## Saturday, 17 March 2012

### Projectile

If a body is thrown up in the air such that it deviates from simple one dimensional motion, it is termed a projectile. The analysis of motion associated with a projectile is known as projectile motion The path followed by a projectile is called its trajectory, which is directly influenced by gravity.
The initial velocity v0 can be written as

$v_0=v_{0x}\mathbf{i} + v_{0y}\mathbf{j}$
The components v0x and v0y can be found if the angle θ0 is known:
$v_{0x}=v_0\cos\theta_0$
and
$v_{0y}=v_0\sin\theta_0$
The horizontal motion and the motion are independent of each other ; that is, neither motion affects the other.
Since there is no acceleration in the horizontal direction, the horizontal component of the velocity remains unchanged throughout the motion.
The vertical motion is the motion of a particle in free fall. Equations for free fall apply. For example, $y-y_0=(v_0\sin\theta_0)t-\tfrac{1}{2}gt^2$. Other useful equations for the vertical y-axis are $v_y=v_0\sin\theta_0-gt$, and $v_y^2=(v_0\sin\alpha_0)^2-2g(y-y_0)$.
Eliminating t between the following two equations, $x-x_0=(v_0\cos\theta_0)t$ and $y-y_0=(v_0\sin\theta_0)t-\tfrac{1}{2}gt^2$, we obtain the equation of the path (the trajectory) of the projectile:
$y=x\tan(\theta)-\frac{x^2g}{2v^2_{0}cos^2 \theta}$
Time to reach the maximum height
$t={v_{0y}\over g}$
Time to reach ground
$t={2v_{0y}\over g}$
Displacement in X direction
$\Delta x={v_{0x}t}$
Displacement in Y direction
$\Delta y={v_{0y}t-{\tfrac{1}{2}}gt^2}$
Range of projectile
${r=\frac{v^2}{g}\sin(2\theta)}\,$
Maximum height
$y_{max}={{v^2\sin^2\theta}\over 2g}$

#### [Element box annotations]
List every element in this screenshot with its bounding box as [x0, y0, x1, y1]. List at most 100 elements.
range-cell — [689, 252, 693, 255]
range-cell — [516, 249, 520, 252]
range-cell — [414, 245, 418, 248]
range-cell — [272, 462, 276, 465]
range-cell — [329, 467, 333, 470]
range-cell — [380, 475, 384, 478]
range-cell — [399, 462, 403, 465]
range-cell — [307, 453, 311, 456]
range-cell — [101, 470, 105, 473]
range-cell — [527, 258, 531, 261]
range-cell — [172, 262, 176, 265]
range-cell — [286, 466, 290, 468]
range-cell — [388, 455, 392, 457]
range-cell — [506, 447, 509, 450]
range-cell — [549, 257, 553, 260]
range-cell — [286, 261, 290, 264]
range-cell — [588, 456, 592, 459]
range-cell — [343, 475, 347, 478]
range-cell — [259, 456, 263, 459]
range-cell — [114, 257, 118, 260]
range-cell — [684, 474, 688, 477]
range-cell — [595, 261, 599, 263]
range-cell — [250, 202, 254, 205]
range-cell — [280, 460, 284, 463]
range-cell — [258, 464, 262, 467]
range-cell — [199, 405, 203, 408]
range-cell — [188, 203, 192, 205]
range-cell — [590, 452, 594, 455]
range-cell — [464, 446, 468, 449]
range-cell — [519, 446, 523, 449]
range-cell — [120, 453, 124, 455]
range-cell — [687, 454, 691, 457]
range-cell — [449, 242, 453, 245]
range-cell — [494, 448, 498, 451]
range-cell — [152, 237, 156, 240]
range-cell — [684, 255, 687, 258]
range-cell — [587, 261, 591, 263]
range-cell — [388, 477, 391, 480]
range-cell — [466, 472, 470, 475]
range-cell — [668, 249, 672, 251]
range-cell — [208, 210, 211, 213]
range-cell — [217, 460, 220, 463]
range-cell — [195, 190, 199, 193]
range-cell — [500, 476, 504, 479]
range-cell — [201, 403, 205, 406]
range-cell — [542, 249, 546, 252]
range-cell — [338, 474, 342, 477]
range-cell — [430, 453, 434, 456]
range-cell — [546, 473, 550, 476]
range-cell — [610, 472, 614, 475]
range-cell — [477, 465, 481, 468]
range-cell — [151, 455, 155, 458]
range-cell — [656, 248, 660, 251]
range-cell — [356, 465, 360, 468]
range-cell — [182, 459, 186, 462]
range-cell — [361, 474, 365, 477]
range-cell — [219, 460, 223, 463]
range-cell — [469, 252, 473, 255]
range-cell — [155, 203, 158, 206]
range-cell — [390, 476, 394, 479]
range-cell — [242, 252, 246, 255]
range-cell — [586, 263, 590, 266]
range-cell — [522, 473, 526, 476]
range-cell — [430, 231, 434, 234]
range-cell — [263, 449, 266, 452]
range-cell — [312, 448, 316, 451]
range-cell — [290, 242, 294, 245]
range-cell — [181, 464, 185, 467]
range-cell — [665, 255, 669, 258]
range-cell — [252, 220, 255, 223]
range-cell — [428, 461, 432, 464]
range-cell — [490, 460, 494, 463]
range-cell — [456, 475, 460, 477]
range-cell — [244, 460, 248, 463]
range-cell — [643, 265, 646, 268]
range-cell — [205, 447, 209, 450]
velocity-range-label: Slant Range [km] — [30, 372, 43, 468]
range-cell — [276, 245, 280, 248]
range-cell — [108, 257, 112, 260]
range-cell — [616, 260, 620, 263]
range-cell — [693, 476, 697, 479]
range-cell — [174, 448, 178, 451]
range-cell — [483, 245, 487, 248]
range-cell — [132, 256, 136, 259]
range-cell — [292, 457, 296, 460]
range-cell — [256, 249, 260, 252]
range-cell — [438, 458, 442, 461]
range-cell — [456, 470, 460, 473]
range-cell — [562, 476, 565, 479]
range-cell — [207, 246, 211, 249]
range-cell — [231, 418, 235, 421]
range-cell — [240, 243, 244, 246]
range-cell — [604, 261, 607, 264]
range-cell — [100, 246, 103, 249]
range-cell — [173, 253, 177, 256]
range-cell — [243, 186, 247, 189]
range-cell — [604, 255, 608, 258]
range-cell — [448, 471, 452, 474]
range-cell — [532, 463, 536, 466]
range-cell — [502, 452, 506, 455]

#### [TASK INSTRUCTIONS]
• A. Answer these from the projectile section:
(i) What is the path followed by a projectile called?
(ii) According to the text, why does the horizontal component of the velocity stay unchanged throughout the motion?
(iii) What formula does the text give for the time to reach ground?
• B. Return the stretch of the projectile section from "If a body is" through "affects the other.".
• C. In the projectile section, list the short headings that introduce the formulas after the trajectory equation.

#### [ANSWERS TO THE EXERCISES]
• A.
(i) Its trajectory.
(ii) Because there is no acceleration in the horizontal direction.
(iii) $t={2v_{0y}\over g}$

• B.
If a body is thrown up in the air such that it deviates from simple one dimensional motion, it is termed a projectile. The analysis of motion associated with a projectile is known as projectile motion The path followed by a projectile is called its trajectory, which is directly influenced by gravity.
The initial velocity v0 can be written as

$v_0=v_{0x}\mathbf{i} + v_{0y}\mathbf{j}$
The components v0x and v0y can be found if the angle θ0 is known:
$v_{0x}=v_0\cos\theta_0$
and
$v_{0y}=v_0\sin\theta_0$
The horizontal motion and the motion are independent of each other ; that is, neither motion affects the other.

• C.
Time to reach the maximum height
Time to reach ground
Displacement in X direction
Displacement in Y direction
Range of projectile
Maximum height